**TASK DETAILS:** Reproduce each line exactly, including spacing and punctuation.
━━━━━ DATASET RECORDS ━━━━━
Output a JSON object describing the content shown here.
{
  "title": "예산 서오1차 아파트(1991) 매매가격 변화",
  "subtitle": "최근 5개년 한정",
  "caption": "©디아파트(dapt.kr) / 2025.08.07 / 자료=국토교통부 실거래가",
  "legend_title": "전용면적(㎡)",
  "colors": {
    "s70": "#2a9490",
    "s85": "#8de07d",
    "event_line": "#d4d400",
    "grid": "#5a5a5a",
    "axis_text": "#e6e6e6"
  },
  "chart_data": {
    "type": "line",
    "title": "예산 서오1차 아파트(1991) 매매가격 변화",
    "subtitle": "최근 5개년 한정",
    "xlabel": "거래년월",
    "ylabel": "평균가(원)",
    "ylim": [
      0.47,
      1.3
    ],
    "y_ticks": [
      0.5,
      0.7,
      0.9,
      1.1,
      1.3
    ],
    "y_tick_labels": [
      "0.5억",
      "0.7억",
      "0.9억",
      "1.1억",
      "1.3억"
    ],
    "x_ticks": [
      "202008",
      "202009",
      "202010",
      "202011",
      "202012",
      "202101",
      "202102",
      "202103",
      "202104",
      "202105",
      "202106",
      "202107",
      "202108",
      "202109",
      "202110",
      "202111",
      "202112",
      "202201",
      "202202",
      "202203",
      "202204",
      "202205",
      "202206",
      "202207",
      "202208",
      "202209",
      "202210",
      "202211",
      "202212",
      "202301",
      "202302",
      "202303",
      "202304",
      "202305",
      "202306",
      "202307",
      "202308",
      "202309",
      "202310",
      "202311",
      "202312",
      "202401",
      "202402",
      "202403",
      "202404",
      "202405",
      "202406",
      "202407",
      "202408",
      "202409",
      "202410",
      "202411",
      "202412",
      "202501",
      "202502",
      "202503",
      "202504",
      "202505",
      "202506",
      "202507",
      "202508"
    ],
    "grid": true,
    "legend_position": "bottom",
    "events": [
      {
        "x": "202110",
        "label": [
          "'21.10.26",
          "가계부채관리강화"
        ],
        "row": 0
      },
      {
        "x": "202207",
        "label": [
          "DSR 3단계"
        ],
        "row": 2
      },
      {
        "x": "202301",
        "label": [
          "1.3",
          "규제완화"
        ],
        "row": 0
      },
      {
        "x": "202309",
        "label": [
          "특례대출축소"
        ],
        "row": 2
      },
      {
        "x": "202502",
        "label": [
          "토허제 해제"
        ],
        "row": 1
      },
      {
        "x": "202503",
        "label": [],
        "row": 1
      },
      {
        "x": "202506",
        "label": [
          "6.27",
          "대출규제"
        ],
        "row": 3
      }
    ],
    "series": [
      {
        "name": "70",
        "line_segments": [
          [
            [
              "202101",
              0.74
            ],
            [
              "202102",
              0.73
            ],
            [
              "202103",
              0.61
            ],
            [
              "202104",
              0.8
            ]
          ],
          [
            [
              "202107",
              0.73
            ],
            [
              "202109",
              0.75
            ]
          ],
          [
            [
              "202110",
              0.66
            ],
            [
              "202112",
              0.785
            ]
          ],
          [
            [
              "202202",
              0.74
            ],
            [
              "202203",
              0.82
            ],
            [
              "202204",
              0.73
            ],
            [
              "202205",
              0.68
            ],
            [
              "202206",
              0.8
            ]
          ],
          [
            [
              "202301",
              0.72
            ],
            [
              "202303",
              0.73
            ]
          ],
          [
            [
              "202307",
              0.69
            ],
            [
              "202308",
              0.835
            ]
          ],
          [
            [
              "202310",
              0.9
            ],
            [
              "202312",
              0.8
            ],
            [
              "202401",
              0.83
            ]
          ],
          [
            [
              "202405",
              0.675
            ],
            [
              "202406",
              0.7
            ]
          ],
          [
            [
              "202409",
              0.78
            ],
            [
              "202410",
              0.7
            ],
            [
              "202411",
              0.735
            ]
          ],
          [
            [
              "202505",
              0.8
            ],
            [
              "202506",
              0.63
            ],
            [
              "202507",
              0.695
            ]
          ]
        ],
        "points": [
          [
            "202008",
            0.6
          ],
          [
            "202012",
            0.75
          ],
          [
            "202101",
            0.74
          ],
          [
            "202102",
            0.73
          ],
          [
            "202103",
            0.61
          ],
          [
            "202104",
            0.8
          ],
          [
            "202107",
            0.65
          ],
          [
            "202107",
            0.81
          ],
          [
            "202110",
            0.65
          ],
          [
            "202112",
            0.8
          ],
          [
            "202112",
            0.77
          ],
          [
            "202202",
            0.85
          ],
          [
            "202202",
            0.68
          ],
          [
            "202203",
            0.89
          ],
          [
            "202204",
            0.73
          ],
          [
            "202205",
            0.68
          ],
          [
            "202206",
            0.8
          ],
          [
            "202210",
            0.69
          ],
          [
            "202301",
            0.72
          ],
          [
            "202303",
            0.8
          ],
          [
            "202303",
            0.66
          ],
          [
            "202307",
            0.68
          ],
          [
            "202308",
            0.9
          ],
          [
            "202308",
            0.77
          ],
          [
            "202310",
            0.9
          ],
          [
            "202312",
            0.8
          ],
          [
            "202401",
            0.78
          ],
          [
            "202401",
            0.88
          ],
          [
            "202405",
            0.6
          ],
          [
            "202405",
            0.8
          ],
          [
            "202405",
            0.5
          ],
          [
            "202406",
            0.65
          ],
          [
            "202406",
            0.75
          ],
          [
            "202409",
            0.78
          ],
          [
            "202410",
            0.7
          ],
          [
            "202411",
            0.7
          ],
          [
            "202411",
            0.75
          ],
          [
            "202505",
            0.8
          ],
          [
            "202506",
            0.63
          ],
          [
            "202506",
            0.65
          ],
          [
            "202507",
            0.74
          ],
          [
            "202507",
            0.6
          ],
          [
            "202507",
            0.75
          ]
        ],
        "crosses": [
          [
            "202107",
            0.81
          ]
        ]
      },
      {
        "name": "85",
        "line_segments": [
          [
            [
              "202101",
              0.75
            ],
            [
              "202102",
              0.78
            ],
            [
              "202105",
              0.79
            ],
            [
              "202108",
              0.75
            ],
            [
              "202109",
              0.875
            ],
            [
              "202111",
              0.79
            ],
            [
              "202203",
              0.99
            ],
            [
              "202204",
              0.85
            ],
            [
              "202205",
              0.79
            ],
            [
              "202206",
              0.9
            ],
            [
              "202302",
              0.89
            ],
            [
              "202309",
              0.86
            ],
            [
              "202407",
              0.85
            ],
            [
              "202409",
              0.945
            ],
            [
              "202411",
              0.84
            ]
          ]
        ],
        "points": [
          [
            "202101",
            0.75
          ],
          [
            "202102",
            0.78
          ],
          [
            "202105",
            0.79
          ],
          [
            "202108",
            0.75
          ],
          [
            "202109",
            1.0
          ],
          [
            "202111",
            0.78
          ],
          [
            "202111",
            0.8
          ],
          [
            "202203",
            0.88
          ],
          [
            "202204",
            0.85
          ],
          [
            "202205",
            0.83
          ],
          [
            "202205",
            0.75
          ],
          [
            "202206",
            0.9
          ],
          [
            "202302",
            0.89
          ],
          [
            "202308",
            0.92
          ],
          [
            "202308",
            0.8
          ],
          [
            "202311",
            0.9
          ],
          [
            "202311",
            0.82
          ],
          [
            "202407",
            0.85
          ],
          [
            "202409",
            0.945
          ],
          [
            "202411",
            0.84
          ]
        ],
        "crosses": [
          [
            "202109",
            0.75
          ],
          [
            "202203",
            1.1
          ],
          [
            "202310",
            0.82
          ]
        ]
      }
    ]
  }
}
━━━━━
**SOLUTION TO THIS EXERCISE:**
Output a JSON object describing the content shown here.
{
  "title": "예산 서오1차 아파트(1991) 매매가격 변화",
  "subtitle": "최근 5개년 한정",
  "caption": "©디아파트(dapt.kr) / 2025.08.07 / 자료=국토교통부 실거래가",
  "legend_title": "전용면적(㎡)",
  "colors": {
    "s70": "#2a9490",
    "s85": "#8de07d",
    "event_line": "#d4d400",
    "grid": "#5a5a5a",
    "axis_text": "#e6e6e6"
  },
  "chart_data": {
    "type": "line",
    "title": "예산 서오1차 아파트(1991) 매매가격 변화",
    "subtitle": "최근 5개년 한정",
    "xlabel": "거래년월",
    "ylabel": "평균가(원)",
    "ylim": [
      0.47,
      1.3
    ],
    "y_ticks": [
      0.5,
      0.7,
      0.9,
      1.1,
      1.3
    ],
    "y_tick_labels": [
      "0.5억",
      "0.7억",
      "0.9억",
      "1.1억",
      "1.3억"
    ],
    "x_ticks": [
      "202008",
      "202009",
      "202010",
      "202011",
      "202012",
      "202101",
      "202102",
      "202103",
      "202104",
      "202105",
      "202106",
      "202107",
      "202108",
      "202109",
      "202110",
      "202111",
      "202112",
      "202201",
      "202202",
      "202203",
      "202204",
      "202205",
      "202206",
      "202207",
      "202208",
      "202209",
      "202210",
      "202211",
      "202212",
      "202301",
      "202302",
      "202303",
      "202304",
      "202305",
      "202306",
      "202307",
      "202308",
      "202309",
      "202310",
      "202311",
      "202312",
      "202401",
      "202402",
      "202403",
      "202404",
      "202405",
      "202406",
      "202407",
      "202408",
      "202409",
      "202410",
      "202411",
      "202412",
      "202501",
      "202502",
      "202503",
      "202504",
      "202505",
      "202506",
      "202507",
      "202508"
    ],
    "grid": true,
    "legend_position": "bottom",
    "events": [
      {
        "x": "202110",
        "label": [
          "'21.10.26",
          "가계부채관리강화"
        ],
        "row": 0
      },
      {
        "x": "202207",
        "label": [
          "DSR 3단계"
        ],
        "row": 2
      },
      {
        "x": "202301",
        "label": [
          "1.3",
          "규제완화"
        ],
        "row": 0
      },
      {
        "x": "202309",
        "label": [
          "특례대출축소"
        ],
        "row": 2
      },
      {
        "x": "202502",
        "label": [
          "토허제 해제"
        ],
        "row": 1
      },
      {
        "x": "202503",
        "label": [],
        "row": 1
      },
      {
        "x": "202506",
        "label": [
          "6.27",
          "대출규제"
        ],
        "row": 3
      }
    ],
    "series": [
      {
        "name": "70",
        "line_segments": [
          [
            [
              "202101",
              0.74
            ],
            [
              "202102",
              0.73
            ],
            [
              "202103",
              0.61
            ],
            [
              "202104",
              0.8
            ]
          ],
          [
            [
              "202107",
              0.73
            ],
            [
              "202109",
              0.75
            ]
          ],
          [
            [
              "202110",
              0.66
            ],
            [
              "202112",
              0.785
            ]
          ],
          [
            [
              "202202",
              0.74
            ],
            [
              "202203",
              0.82
            ],
            [
              "202204",
              0.73
            ],
            [
              "202205",
              0.68
            ],
            [
              "202206",
              0.8
            ]
          ],
          [
            [
              "202301",
              0.72
            ],
            [
              "202303",
              0.73
            ]
          ],
          [
            [
              "202307",
              0.69
            ],
            [
              "202308",
              0.835
            ]
          ],
          [
            [
              "202310",
              0.9
            ],
            [
              "202312",
              0.8
            ],
            [
              "202401",
              0.83
            ]
          ],
          [
            [
              "202405",
              0.675
            ],
            [
              "202406",
              0.7
            ]
          ],
          [
            [
              "202409",
              0.78
            ],
            [
              "202410",
              0.7
            ],
            [
              "202411",
              0.735
            ]
          ],
          [
            [
              "202505",
              0.8
            ],
            [
              "202506",
              0.63
            ],
            [
              "202507",
              0.695
            ]
          ]
        ],
        "points": [
          [
            "202008",
            0.6
          ],
          [
            "202012",
            0.75
          ],
          [
            "202101",
            0.74
          ],
          [
            "202102",
            0.73
          ],
          [
            "202103",
            0.61
          ],
          [
            "202104",
            0.8
          ],
          [
            "202107",
            0.65
          ],
          [
            "202107",
            0.81
          ],
          [
            "202110",
            0.65
          ],
          [
            "202112",
            0.8
          ],
          [
            "202112",
            0.77
          ],
          [
            "202202",
            0.85
          ],
          [
            "202202",
            0.68
          ],
          [
            "202203",
            0.89
          ],
          [
            "202204",
            0.73
          ],
          [
            "202205",
            0.68
          ],
          [
            "202206",
            0.8
          ],
          [
            "202210",
            0.69
          ],
          [
            "202301",
            0.72
          ],
          [
            "202303",
            0.8
          ],
          [
            "202303",
            0.66
          ],
          [
            "202307",
            0.68
          ],
          [
            "202308",
            0.9
          ],
          [
            "202308",
            0.77
          ],
          [
            "202310",
            0.9
          ],
          [
            "202312",
            0.8
          ],
          [
            "202401",
            0.78
          ],
          [
            "202401",
            0.88
          ],
          [
            "202405",
            0.6
          ],
          [
            "202405",
            0.8
          ],
          [
            "202405",
            0.5
          ],
          [
            "202406",
            0.65
          ],
          [
            "202406",
            0.75
          ],
          [
            "202409",
            0.78
          ],
          [
            "202410",
            0.7
          ],
          [
            "202411",
            0.7
          ],
          [
            "202411",
            0.75
          ],
          [
            "202505",
            0.8
          ],
          [
            "202506",
            0.63
          ],
          [
            "202506",
            0.65
          ],
          [
            "202507",
            0.74
          ],
          [
            "202507",
            0.6
          ],
          [
            "202507",
            0.75
          ]
        ],
        "crosses": [
          [
            "202107",
            0.81
          ]
        ]
      },
      {
        "name": "85",
        "line_segments": [
          [
            [
              "202101",
              0.75
            ],
            [
              "202102",
              0.78
            ],
            [
              "202105",
              0.79
            ],
            [
              "202108",
              0.75
            ],
            [
              "202109",
              0.875
            ],
            [
              "202111",
              0.79
            ],
            [
              "202203",
              0.99
            ],
            [
              "202204",
              0.85
            ],
            [
              "202205",
              0.79
            ],
            [
              "202206",
              0.9
            ],
            [
              "202302",
              0.89
            ],
            [
              "202309",
              0.86
            ],
            [
              "202407",
              0.85
            ],
            [
              "202409",
              0.945
            ],
            [
              "202411",
              0.84
            ]
          ]
        ],
        "points": [
          [
            "202101",
            0.75
          ],
          [
            "202102",
            0.78
          ],
          [
            "202105",
            0.79
          ],
          [
            "202108",
            0.75
          ],
          [
            "202109",
            1.0
          ],
          [
            "202111",
            0.78
          ],
          [
            "202111",
            0.8
          ],
          [
            "202203",
            0.88
          ],
          [
            "202204",
            0.85
          ],
          [
            "202205",
            0.83
          ],
          [
            "202205",
            0.75
          ],
          [
            "202206",
            0.9
          ],
          [
            "202302",
            0.89
          ],
          [
            "202308",
            0.92
          ],
          [
            "202308",
            0.8
          ],
          [
            "202311",
            0.9
          ],
          [
            "202311",
            0.82
          ],
          [
            "202407",
            0.85
          ],
          [
            "202409",
            0.945
          ],
          [
            "202411",
            0.84
          ]
        ],
        "crosses": [
          [
            "202109",
            0.75
          ],
          [
            "202203",
            1.1
          ],
          [
            "202310",
            0.82
          ]
        ]
      }
    ]
  }
}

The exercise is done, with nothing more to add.